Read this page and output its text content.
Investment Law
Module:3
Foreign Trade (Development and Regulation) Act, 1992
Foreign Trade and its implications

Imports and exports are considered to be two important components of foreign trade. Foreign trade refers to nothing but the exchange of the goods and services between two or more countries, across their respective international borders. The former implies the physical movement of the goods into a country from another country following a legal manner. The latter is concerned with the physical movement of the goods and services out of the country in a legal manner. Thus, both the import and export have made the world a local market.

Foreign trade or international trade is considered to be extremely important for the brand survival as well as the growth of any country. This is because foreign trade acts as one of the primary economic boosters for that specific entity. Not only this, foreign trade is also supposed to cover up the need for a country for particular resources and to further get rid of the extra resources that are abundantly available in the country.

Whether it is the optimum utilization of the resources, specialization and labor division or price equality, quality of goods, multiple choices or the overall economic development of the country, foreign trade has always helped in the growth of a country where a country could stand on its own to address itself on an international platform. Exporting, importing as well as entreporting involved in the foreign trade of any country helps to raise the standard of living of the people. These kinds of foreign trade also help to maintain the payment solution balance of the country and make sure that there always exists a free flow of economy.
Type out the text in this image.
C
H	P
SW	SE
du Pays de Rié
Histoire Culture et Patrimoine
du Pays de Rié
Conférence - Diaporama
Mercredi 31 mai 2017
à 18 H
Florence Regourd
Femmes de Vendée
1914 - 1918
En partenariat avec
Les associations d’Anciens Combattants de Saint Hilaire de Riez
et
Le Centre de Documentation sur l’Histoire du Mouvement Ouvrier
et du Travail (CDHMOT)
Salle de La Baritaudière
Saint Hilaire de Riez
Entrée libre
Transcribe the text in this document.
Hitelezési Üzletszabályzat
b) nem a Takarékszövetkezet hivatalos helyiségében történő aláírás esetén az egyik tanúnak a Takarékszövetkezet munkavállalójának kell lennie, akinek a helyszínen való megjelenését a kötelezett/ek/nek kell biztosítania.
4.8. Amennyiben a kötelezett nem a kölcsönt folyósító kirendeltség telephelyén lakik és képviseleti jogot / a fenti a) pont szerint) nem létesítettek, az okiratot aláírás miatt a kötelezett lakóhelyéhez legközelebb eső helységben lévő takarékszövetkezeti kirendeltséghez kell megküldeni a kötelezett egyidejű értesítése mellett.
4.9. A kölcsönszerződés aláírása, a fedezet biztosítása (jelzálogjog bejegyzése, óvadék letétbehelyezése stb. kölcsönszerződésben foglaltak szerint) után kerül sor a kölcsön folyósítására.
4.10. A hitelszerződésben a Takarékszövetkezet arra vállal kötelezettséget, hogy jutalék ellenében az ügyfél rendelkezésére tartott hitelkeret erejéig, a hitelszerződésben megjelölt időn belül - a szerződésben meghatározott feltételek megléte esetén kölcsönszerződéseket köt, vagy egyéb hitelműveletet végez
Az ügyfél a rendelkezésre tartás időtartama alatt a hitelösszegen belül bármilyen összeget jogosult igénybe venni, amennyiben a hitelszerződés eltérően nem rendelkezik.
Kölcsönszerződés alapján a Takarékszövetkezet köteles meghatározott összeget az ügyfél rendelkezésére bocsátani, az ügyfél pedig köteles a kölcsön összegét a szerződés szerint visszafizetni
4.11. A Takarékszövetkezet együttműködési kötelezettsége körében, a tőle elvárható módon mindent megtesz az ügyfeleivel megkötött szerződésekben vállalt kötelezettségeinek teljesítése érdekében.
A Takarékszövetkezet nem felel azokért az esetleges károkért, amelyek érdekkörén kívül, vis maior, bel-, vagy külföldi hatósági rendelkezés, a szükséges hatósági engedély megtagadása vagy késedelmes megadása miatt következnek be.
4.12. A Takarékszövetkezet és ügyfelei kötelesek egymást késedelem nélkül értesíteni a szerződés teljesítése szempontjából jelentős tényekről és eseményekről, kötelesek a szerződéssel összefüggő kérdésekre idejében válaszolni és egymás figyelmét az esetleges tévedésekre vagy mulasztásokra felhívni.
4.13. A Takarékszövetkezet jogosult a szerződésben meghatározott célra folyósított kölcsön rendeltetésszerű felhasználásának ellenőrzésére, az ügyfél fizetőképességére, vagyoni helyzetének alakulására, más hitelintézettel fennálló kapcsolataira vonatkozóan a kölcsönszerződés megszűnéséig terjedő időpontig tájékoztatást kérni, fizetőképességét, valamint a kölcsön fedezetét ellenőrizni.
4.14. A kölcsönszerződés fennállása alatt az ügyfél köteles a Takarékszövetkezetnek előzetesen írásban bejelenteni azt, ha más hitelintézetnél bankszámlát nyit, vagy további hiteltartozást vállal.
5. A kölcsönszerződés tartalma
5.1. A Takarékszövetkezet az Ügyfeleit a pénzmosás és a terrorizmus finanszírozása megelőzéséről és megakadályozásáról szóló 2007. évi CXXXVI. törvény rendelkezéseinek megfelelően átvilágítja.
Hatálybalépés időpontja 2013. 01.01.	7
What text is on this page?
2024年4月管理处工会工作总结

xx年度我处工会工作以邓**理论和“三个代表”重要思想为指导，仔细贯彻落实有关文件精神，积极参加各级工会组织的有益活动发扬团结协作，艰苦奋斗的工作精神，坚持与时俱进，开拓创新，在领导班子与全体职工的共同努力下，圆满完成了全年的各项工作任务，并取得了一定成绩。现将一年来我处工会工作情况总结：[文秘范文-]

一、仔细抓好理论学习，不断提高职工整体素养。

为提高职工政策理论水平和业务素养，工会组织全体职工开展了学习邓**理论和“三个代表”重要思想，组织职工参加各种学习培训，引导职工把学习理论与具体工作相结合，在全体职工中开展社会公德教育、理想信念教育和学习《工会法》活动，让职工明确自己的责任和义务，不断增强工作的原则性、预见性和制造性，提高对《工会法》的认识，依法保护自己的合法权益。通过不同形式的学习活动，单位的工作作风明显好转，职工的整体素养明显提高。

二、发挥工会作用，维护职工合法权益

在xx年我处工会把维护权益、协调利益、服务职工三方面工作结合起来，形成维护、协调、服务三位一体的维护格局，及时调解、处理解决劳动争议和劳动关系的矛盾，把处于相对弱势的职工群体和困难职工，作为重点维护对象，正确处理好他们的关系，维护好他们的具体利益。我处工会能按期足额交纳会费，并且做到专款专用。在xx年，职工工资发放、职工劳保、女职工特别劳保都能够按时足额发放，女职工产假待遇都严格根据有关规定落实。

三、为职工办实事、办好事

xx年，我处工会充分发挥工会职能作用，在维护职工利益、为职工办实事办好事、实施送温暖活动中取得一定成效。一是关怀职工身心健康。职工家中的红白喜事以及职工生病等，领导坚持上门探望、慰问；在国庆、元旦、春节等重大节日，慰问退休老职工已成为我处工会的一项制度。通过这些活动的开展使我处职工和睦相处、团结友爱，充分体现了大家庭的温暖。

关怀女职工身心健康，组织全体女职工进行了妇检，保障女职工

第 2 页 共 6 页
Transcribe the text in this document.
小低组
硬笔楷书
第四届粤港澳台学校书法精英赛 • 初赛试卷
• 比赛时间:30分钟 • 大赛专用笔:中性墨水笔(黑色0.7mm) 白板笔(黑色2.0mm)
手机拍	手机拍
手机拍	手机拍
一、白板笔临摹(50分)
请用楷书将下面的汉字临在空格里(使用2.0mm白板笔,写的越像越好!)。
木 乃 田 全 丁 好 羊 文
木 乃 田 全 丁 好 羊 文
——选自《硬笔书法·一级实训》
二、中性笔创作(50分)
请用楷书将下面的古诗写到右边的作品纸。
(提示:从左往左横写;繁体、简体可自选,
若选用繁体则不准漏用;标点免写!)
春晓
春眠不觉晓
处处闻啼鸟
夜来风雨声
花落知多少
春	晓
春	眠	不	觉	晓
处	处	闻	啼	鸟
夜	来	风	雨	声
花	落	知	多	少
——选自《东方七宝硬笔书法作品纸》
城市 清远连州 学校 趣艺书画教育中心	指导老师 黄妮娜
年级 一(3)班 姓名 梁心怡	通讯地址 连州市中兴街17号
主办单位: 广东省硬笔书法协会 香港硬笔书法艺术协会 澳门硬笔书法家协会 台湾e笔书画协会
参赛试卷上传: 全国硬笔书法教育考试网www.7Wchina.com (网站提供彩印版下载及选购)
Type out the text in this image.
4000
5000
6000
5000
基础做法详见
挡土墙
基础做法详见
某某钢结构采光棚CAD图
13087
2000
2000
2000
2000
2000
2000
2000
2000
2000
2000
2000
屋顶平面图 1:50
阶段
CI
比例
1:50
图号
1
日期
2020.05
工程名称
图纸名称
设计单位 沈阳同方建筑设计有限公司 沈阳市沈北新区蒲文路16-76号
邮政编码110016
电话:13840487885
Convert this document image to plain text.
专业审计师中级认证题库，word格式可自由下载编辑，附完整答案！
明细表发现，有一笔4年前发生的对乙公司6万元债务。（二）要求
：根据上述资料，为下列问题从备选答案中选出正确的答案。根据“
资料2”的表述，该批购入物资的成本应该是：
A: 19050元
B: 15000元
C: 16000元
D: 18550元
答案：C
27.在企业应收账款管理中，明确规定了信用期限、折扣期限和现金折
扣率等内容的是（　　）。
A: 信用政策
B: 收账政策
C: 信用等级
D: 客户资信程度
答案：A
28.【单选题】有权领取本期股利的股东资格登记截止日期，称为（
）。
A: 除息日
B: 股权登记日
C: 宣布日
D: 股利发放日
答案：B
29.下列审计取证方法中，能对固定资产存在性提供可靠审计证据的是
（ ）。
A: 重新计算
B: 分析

- EXERCISE DIRECTIONS:
Scan the records above for the string "esetleges", then report every line that contains it.

- REPLY TO THE TASK:
A Takarékszövetkezet nem felel azokért az esetleges károkért, amelyek érdekkörén kívül, vis maior, bel-, vagy külföldi hatósági rendelkezés, a szükséges hatósági engedély megtagadása vagy késedelmes megadása miatt következnek be.
4.12. A Takarékszövetkezet és ügyfelei kötelesek egymást késedelem nélkül értesíteni a szerződés teljesítése szempontjából jelentős tényekről és eseményekről, kötelesek a szerződéssel összefüggő kérdésekre idejében válaszolni és egymás figyelmét az esetleges tévedésekre vagy mulasztásokra felhívni.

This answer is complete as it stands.